Records in a dataset
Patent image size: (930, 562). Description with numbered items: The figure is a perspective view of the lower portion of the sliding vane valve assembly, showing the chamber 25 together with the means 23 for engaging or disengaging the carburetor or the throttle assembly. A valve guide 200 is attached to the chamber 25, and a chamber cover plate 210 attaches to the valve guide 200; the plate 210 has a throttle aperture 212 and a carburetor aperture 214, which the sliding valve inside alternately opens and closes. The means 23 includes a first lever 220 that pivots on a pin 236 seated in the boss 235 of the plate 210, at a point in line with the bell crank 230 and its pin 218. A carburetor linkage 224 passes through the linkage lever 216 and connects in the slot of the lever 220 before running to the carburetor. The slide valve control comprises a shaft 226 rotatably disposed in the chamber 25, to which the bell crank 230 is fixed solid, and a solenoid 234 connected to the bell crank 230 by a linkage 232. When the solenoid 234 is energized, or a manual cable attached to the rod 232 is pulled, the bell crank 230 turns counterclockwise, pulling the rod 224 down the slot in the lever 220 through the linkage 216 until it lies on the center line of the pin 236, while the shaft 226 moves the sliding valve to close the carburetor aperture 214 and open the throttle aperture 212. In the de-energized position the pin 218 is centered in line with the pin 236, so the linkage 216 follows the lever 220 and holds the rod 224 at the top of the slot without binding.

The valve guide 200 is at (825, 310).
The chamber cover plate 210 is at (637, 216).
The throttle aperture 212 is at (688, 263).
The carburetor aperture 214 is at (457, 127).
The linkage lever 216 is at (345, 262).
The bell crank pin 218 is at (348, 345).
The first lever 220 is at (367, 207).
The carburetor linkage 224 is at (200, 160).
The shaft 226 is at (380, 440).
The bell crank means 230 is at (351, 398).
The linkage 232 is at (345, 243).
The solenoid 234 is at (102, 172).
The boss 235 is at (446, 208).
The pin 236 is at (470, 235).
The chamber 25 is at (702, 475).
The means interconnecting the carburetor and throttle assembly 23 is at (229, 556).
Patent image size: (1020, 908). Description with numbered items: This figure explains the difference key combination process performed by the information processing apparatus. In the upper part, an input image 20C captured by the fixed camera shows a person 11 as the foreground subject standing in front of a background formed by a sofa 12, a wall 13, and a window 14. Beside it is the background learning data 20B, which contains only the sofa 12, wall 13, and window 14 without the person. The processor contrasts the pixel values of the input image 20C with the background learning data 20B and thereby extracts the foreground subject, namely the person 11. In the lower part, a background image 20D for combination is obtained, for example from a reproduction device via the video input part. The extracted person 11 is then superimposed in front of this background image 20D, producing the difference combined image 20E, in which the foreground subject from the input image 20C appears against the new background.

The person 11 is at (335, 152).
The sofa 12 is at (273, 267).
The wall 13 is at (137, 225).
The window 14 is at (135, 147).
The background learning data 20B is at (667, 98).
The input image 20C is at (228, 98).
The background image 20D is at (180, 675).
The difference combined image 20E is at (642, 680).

DO THIS:
Could you rewrite the data from the line that contains "Patent image size: (1020, 908)." through the end of the data, renaming "information processing apparatus" as "information processing device" and keeping everything else the same?

THE SOLUTION:
Patent image size: (1020, 908). Description with numbered items: This figure explains the difference key combination process performed by the information processing device. In the upper part, an input image 20C captured by the fixed camera shows a person 11 as the foreground subject standing in front of a background formed by a sofa 12, a wall 13, and a window 14. Beside it is the background learning data 20B, which contains only the sofa 12, wall 13, and window 14 without the person. The processor contrasts the pixel values of the input image 20C with the background learning data 20B and thereby extracts the foreground subject, namely the person 11. In the lower part, a background image 20D for combination is obtained, for example from a reproduction device via the video input part. The extracted person 11 is then superimposed in front of this background image 20D, producing the difference combined image 20E, in which the foreground subject from the input image 20C appears against the new background.

The person 11 is at (335, 152).
The sofa 12 is at (273, 267).
The wall 13 is at (137, 225).
The window 14 is at (135, 147).
The background learning data 20B is at (667, 98).
The input image 20C is at (228, 98).
The background image 20D is at (180, 675).
The difference combined image 20E is at (642, 680).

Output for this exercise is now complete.